=== REQUIRED TASK ===
In the numbered findings on household spending below, list each chapter cited, naming each one only once.
— START TEXT TO READ —
9. For the seven million households that had income of thirty thousand and below in the West Census region, in 2022, their electric bills average 2.5 percent of their total expenditures. In the Northeast Census region, this average was 2.8 – 2.9 percent. (Chapter III)

10. For economically stressed households, purchasing goods and services generally has become unaffordable for them. The electric bill, whether two, three, or four percent of their purchasing, is just one of the more noticeable purchases and one of the contributors to their unaffordability challenge. (Chapter IV)

11. Household total expenditures, inflation-adjusted, per capita, grew significantly in the U.S. during the fifteen-year period of 2008 through 2022. This is true nationally, in every state since 2008, and in all but eight of the states since 2021. (Chapter V)

12. Bottom half households’ net worth grew significantly over the last dozen years, though it is still under three percent of all household net worth. (Chapter V)
— END TEXT TO READ —
— START PROVIDED INFORMATION —
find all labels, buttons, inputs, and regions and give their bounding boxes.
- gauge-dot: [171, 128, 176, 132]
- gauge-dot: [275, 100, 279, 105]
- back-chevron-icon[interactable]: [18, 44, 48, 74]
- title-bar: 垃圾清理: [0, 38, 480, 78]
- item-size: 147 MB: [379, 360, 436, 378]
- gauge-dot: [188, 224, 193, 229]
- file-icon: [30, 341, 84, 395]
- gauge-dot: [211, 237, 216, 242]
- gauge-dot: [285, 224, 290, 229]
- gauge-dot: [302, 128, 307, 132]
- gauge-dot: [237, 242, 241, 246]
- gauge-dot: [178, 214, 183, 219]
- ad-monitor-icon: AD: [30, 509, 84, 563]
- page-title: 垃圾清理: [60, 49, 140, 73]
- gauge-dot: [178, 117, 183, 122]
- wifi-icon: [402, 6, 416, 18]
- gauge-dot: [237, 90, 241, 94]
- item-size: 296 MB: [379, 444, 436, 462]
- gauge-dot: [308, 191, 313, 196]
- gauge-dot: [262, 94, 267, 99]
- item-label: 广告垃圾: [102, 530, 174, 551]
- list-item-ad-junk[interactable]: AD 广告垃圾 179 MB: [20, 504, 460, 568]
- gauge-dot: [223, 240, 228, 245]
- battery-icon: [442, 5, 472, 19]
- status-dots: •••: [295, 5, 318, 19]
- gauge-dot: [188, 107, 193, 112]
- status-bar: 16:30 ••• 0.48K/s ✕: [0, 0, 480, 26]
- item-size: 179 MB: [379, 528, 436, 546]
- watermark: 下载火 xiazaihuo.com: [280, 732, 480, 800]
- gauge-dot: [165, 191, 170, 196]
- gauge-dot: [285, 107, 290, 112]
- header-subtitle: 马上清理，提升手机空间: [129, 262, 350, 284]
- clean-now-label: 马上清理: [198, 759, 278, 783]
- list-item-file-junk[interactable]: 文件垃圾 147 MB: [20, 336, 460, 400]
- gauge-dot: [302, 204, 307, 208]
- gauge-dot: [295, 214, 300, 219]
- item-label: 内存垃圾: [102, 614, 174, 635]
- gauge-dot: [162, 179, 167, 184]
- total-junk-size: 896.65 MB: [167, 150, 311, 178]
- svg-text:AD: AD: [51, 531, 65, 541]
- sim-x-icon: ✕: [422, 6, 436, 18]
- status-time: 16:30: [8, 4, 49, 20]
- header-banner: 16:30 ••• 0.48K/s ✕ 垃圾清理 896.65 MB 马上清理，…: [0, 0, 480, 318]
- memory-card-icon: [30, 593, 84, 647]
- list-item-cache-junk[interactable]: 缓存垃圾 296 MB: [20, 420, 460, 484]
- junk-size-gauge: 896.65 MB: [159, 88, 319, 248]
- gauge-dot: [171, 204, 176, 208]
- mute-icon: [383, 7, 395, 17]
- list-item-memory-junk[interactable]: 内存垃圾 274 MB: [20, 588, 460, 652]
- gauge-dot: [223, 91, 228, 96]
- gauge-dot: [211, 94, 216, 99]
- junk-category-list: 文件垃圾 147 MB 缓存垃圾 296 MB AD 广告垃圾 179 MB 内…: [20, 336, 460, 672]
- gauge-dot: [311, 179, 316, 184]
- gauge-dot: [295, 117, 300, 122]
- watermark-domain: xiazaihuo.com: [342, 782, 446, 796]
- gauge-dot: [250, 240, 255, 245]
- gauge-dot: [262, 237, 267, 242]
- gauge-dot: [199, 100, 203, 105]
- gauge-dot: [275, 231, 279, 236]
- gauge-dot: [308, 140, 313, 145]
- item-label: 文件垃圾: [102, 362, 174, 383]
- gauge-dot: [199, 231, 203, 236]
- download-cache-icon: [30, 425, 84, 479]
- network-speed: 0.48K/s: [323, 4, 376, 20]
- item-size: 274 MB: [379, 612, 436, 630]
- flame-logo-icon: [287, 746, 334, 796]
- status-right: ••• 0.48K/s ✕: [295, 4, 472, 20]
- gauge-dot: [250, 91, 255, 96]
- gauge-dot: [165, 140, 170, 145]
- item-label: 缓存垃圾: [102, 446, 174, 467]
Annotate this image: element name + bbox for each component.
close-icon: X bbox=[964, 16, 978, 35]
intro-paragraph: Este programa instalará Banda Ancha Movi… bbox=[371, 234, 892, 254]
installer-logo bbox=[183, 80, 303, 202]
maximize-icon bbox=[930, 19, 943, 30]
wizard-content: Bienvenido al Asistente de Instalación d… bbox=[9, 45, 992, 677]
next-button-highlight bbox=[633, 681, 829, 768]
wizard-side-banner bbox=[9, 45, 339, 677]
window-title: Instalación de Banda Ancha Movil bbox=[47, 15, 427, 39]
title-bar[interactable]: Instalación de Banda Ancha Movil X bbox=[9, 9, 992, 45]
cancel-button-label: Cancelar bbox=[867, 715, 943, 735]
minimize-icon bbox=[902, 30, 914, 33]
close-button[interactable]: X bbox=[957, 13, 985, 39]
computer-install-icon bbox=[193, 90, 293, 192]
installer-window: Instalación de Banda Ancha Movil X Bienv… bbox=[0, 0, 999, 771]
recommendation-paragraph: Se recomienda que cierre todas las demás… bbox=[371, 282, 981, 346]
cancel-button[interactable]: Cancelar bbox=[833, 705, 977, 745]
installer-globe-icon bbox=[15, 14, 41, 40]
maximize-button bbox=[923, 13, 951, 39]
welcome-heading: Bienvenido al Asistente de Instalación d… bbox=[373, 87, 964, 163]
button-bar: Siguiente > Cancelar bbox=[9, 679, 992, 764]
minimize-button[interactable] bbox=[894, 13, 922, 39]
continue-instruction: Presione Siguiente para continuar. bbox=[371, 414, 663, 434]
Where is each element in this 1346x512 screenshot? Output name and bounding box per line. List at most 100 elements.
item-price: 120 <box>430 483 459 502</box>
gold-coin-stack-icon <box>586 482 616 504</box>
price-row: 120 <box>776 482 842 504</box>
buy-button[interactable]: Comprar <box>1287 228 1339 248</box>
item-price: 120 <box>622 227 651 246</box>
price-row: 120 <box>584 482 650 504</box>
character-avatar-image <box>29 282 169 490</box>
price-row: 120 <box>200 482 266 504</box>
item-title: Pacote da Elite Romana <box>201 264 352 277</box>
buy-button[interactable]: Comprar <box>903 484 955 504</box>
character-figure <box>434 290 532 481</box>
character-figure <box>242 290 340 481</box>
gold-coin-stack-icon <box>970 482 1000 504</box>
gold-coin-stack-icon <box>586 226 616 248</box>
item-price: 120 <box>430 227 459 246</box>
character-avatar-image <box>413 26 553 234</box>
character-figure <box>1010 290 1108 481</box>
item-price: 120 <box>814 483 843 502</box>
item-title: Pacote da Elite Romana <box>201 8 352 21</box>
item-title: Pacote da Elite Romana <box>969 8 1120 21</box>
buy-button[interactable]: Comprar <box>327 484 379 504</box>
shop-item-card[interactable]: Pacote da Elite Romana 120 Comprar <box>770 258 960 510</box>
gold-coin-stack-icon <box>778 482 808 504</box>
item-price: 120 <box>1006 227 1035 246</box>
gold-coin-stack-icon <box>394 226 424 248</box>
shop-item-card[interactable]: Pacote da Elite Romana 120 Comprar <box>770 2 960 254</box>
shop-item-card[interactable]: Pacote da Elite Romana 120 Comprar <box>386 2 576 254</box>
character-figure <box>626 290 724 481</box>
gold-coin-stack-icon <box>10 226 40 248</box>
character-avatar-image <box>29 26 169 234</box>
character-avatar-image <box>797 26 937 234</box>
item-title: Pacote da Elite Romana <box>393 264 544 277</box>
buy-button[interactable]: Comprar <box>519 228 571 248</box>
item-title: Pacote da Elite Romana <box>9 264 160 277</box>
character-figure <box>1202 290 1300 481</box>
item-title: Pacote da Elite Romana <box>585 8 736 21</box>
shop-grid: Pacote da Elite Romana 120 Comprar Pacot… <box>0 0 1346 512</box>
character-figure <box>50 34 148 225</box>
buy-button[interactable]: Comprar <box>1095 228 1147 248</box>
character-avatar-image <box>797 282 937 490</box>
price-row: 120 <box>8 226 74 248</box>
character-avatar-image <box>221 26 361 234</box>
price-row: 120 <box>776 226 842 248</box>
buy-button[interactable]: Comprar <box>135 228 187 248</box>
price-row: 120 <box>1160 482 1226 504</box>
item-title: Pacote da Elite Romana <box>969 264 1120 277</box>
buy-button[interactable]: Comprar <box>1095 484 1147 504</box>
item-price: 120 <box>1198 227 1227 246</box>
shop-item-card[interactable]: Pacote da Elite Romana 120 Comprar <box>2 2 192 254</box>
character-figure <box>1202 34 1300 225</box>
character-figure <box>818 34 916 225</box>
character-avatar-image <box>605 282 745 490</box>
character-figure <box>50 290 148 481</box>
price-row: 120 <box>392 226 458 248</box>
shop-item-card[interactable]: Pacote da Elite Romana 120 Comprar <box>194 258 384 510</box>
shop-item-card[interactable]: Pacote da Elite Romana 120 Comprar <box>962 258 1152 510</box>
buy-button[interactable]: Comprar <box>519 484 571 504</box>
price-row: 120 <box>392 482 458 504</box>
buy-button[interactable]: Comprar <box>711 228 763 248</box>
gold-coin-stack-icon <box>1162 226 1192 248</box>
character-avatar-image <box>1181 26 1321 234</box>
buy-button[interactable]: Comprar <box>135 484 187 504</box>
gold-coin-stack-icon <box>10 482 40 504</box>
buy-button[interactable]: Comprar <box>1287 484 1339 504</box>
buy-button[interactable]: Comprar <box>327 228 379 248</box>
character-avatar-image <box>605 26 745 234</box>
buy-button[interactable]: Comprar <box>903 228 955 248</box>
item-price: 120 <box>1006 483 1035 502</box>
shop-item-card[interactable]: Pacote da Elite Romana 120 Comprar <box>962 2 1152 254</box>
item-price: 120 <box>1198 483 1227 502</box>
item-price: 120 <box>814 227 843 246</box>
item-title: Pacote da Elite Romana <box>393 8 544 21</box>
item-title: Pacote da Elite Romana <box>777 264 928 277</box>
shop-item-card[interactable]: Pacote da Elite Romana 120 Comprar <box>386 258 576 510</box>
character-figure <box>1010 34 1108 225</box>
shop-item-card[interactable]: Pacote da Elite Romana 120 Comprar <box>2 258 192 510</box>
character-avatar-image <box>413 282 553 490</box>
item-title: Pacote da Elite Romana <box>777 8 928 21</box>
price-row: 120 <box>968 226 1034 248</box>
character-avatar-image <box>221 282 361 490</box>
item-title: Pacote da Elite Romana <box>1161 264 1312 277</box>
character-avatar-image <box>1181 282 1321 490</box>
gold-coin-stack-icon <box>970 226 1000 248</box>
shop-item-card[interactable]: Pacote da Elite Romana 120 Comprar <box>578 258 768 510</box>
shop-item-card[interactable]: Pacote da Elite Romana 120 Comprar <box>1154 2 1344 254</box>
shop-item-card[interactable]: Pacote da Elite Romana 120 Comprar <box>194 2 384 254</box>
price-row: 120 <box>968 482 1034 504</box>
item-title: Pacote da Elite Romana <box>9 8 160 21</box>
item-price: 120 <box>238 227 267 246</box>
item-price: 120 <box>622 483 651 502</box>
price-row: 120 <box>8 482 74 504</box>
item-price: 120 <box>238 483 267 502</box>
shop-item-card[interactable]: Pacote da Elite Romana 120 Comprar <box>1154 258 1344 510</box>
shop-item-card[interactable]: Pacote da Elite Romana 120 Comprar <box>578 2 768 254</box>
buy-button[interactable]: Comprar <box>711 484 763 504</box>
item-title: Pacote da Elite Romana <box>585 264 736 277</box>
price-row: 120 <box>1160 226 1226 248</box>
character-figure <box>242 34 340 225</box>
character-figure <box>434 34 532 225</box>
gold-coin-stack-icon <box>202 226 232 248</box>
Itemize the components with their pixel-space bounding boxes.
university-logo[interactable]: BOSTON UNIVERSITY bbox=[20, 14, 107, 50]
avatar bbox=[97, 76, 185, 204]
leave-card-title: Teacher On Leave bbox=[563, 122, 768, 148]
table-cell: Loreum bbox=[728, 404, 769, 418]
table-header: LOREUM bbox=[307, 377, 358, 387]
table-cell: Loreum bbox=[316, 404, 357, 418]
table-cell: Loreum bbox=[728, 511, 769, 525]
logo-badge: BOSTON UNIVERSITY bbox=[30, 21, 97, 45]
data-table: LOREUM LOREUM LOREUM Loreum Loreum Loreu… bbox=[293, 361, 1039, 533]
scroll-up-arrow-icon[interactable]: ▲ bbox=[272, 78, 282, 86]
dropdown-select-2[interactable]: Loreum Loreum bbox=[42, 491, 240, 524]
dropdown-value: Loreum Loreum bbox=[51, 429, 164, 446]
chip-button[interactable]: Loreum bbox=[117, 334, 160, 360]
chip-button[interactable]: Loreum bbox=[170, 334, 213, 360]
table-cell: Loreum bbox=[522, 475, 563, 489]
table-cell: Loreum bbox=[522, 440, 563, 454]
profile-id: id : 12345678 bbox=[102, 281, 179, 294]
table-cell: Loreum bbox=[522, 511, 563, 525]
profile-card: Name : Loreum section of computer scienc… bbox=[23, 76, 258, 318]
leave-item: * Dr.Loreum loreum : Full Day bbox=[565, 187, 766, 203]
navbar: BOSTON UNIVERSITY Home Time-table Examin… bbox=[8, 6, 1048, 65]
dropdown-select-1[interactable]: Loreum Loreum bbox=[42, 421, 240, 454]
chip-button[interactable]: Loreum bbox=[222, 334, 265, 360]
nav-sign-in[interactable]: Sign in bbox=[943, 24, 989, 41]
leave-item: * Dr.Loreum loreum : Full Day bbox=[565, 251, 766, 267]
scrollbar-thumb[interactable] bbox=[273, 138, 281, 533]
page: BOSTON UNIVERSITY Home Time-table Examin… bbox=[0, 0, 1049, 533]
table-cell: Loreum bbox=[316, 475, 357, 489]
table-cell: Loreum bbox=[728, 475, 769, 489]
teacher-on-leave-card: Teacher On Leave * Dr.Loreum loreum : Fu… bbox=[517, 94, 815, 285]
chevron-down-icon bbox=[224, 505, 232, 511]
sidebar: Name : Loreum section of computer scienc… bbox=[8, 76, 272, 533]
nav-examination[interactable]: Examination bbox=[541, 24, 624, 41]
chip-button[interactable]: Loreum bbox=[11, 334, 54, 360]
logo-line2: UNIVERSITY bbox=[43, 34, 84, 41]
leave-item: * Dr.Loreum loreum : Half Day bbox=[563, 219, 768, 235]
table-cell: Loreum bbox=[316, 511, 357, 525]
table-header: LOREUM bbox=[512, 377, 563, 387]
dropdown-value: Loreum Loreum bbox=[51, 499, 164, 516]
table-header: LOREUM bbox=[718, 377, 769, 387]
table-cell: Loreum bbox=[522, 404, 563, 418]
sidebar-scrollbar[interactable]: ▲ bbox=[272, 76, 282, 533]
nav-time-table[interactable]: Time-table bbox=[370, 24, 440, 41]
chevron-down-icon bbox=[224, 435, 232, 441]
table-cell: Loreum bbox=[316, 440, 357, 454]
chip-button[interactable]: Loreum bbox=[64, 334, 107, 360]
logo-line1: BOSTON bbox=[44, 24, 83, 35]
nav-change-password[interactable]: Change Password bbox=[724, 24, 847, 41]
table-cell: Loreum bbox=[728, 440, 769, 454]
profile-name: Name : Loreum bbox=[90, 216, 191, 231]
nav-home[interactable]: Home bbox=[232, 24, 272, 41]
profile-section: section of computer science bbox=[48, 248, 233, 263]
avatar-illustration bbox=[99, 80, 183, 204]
— END PROVIDED INFORMATION —
=== WORKED SOLUTION ===
Chapter III, Chapter IV, Chapter V